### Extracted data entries
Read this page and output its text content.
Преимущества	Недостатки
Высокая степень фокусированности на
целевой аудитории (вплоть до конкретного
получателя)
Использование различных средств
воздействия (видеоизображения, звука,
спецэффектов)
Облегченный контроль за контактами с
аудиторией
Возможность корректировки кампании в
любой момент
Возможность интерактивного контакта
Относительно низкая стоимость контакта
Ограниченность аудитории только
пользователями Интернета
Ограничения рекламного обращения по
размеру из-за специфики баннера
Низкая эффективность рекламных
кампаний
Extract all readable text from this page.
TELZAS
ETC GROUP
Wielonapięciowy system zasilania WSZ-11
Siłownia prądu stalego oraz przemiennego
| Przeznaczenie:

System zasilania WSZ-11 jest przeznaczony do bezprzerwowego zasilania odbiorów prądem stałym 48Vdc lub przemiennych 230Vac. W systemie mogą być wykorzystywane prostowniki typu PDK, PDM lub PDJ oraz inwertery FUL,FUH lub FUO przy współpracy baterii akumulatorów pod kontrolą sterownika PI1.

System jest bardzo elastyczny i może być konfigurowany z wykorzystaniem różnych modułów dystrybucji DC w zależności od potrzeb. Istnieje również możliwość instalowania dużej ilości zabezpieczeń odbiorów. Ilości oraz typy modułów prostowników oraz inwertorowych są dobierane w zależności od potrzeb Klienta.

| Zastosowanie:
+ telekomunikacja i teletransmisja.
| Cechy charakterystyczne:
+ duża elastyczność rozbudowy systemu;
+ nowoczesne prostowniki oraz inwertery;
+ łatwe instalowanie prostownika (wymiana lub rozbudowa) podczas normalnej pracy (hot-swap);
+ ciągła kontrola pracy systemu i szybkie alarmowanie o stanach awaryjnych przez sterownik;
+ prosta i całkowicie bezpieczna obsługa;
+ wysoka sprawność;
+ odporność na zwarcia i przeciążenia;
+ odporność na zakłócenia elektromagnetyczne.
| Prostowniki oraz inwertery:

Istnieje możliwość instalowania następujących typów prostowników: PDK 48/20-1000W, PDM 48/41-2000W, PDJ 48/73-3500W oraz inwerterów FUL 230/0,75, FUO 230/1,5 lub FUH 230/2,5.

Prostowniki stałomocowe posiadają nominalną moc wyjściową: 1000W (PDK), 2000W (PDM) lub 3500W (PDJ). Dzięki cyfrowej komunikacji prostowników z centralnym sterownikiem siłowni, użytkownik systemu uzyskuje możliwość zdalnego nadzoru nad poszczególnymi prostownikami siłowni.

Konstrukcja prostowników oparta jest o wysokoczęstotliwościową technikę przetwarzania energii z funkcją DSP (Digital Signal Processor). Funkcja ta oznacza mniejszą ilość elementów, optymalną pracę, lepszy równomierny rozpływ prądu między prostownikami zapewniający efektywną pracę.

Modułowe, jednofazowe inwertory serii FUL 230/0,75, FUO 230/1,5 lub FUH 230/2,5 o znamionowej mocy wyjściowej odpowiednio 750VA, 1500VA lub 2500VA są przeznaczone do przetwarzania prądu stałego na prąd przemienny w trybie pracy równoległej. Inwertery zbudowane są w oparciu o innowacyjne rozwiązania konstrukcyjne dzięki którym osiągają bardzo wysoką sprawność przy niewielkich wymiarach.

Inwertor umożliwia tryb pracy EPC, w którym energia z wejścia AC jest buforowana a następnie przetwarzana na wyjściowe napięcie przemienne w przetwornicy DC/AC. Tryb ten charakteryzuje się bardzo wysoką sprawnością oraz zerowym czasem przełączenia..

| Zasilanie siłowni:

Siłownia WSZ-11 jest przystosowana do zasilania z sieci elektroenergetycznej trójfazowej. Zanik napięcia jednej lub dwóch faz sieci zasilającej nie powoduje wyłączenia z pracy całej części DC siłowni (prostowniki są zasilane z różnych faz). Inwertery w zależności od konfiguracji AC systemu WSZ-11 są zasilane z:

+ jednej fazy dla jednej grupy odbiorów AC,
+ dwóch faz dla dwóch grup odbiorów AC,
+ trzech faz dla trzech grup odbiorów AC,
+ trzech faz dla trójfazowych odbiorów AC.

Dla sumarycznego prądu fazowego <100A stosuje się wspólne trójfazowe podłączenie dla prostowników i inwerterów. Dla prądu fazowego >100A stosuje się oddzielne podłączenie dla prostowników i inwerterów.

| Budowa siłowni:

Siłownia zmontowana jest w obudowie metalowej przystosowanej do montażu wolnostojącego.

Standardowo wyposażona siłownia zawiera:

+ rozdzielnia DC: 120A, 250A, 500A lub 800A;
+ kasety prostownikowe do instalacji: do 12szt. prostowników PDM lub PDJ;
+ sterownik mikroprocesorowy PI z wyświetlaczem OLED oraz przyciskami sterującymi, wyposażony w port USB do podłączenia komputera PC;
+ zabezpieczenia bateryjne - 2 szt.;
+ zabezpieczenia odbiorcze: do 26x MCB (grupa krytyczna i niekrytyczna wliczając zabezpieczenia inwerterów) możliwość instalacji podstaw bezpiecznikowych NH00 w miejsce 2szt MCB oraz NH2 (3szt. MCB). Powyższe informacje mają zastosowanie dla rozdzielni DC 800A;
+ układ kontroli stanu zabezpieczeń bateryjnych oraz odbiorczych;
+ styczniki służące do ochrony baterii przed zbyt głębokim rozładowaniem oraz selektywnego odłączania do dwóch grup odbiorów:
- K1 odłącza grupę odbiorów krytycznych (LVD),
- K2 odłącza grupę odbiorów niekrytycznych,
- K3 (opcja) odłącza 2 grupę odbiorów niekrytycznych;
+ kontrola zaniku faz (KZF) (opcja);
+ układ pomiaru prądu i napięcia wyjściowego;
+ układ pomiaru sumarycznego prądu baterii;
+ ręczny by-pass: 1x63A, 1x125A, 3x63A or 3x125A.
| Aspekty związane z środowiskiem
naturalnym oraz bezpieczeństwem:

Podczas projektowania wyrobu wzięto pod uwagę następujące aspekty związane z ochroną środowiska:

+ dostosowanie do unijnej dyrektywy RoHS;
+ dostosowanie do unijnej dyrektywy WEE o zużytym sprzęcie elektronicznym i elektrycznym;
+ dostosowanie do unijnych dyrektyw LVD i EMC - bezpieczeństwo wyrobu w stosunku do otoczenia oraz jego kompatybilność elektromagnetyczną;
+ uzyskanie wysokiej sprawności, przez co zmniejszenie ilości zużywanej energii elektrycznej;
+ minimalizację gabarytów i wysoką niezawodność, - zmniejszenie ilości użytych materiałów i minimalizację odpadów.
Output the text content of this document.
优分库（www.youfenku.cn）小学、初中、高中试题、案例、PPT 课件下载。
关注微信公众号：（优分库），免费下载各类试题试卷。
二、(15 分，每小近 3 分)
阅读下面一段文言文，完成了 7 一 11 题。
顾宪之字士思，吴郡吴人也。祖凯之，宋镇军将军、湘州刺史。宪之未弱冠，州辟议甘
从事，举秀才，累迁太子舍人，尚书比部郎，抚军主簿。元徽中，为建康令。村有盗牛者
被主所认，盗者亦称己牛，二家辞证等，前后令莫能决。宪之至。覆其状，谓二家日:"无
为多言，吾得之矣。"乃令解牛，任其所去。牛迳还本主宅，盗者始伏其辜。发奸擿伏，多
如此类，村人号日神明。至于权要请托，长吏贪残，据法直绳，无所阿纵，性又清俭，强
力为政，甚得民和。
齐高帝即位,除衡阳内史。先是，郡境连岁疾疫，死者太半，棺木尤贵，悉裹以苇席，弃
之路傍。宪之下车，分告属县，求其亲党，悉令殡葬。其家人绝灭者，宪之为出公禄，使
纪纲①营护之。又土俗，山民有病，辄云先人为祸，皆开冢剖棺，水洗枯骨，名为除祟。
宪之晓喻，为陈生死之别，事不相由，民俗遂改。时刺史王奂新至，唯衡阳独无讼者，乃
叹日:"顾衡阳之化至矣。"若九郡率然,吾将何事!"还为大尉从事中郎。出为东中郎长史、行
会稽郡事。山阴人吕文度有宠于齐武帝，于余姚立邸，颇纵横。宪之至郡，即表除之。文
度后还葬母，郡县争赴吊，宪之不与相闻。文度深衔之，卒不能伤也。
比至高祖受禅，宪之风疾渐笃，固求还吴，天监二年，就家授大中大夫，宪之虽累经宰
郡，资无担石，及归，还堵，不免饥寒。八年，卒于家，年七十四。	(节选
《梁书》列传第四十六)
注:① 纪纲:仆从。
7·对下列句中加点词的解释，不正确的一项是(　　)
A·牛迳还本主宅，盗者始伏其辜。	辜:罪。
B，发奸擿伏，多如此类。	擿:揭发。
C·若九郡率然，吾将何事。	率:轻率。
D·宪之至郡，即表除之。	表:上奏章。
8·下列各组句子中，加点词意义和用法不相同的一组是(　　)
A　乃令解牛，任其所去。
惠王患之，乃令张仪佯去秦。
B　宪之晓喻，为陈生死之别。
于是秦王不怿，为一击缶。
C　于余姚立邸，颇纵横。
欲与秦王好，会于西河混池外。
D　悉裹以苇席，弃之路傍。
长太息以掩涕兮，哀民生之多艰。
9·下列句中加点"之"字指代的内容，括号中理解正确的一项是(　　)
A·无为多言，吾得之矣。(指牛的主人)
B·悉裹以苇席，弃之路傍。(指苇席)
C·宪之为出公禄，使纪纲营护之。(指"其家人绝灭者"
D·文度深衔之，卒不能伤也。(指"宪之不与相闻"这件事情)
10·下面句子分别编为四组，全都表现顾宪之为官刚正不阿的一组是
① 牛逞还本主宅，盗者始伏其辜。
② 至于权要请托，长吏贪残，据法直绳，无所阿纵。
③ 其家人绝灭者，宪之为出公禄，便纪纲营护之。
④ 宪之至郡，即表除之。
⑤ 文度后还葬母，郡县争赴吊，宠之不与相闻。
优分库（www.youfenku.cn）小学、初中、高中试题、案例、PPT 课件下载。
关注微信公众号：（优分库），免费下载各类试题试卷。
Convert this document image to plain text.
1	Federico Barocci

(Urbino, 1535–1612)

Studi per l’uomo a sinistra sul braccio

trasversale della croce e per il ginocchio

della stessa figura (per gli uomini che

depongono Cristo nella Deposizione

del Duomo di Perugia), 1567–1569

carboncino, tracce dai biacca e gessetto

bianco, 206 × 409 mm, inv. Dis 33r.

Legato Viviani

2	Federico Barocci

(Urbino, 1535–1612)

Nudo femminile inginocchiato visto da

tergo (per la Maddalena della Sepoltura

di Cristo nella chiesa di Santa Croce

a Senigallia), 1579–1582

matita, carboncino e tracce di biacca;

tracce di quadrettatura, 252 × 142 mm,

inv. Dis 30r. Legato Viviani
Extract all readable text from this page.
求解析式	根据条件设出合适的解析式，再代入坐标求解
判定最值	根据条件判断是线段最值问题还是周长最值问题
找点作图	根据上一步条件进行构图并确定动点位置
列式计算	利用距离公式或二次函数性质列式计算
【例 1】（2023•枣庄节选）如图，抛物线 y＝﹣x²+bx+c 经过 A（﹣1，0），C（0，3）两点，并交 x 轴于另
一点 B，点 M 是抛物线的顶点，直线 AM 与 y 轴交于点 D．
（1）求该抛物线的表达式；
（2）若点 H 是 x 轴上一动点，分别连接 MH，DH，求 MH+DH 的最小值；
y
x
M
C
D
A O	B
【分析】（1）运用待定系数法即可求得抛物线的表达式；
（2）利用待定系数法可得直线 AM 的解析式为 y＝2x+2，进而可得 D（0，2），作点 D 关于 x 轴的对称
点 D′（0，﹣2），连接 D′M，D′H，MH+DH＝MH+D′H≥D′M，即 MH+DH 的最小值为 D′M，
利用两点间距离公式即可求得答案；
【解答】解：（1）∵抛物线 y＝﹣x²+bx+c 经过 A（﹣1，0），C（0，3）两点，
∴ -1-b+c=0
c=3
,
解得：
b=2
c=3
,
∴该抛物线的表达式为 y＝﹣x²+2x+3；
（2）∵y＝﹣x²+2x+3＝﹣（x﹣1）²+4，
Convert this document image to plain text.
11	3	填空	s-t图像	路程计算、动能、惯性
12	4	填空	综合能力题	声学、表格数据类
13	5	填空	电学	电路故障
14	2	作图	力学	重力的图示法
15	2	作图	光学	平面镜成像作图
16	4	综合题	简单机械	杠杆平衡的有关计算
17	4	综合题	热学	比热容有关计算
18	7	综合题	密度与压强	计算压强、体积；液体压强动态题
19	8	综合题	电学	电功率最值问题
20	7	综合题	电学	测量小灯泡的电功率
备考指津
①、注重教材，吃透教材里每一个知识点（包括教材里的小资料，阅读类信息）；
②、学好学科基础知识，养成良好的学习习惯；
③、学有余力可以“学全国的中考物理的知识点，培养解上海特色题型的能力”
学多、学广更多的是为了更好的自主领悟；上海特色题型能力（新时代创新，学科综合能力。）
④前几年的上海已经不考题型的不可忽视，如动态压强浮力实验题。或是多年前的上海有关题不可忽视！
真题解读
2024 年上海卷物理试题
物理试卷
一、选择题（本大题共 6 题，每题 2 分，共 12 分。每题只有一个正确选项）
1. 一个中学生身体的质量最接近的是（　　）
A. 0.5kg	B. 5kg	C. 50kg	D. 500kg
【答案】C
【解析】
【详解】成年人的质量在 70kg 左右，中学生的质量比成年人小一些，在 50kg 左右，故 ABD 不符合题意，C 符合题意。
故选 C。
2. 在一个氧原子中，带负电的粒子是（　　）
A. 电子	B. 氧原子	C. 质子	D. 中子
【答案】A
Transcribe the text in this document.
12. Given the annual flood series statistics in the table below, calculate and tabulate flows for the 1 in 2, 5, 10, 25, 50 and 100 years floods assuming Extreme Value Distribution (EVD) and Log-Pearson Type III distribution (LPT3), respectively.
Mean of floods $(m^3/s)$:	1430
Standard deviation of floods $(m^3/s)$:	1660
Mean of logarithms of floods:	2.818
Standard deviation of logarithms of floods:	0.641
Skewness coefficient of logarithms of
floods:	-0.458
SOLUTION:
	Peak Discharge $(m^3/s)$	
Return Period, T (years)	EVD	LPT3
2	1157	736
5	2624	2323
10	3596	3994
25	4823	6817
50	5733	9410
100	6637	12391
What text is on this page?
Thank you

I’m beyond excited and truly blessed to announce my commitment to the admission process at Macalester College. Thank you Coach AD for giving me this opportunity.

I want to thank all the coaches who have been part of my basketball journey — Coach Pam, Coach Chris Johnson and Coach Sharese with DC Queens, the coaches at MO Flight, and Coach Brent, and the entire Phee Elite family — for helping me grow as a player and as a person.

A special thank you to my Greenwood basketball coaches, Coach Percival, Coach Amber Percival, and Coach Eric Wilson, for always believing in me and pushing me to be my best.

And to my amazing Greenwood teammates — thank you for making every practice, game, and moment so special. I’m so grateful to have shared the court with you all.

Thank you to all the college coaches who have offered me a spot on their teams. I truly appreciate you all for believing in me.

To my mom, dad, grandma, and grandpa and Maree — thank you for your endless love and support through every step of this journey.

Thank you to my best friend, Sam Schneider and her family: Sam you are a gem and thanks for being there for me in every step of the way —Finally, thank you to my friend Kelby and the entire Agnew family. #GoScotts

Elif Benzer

### Instructions to follow
Find the lines that include the string "coaches", then copy each of them.

### Solution to this problem
I want to thank all the coaches who have been part of my basketball journey — Coach Pam, Coach Chris Johnson and Coach Sharese with DC Queens, the coaches at MO Flight, and Coach Brent, and the entire Phee Elite family — for helping me grow as a player and as a person.
A special thank you to my Greenwood basketball coaches, Coach Percival, Coach Amber Percival, and Coach Eric Wilson, for always believing in me and pushing me to be my best.
Thank you to all the college coaches who have offered me a spot on their teams. I truly appreciate you all for believing in me.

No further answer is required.